--- begin PROVIDED ENTRIES ---
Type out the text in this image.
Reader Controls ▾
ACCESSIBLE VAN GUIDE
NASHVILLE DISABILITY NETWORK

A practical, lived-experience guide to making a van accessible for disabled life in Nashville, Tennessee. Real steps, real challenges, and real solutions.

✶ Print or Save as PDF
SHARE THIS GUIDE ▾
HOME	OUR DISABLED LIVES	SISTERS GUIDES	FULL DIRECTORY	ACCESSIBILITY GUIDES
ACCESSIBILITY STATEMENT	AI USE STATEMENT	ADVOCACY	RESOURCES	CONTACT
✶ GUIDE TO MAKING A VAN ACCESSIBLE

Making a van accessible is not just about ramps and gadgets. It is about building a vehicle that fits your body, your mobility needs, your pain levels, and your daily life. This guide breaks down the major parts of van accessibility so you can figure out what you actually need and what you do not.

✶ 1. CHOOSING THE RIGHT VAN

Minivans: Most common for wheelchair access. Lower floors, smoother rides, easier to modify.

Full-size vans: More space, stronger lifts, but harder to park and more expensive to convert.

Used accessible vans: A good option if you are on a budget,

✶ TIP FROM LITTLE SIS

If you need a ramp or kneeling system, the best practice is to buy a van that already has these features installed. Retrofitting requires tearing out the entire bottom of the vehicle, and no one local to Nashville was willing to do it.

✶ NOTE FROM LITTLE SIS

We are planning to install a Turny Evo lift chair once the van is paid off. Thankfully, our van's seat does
--- end PROVIDED ENTRIES ---
▸ **WHAT TO WORK ON**
Report each line of the material above where the word "that" appears.

▸ **RESULT FOR THIS EXERCISE**
Making a van accessible is not just about ramps and gadgets. It is about building a vehicle that fits your body, your mobility needs, your pain levels, and your daily life. This guide breaks down the major parts of van accessibility so you can figure out what you actually need and what you do not.
If you need a ramp or kneeling system, the best practice is to buy a van that already has these features installed. Retrofitting requires tearing out the entire bottom of the vehicle, and no one local to Nashville was willing to do it.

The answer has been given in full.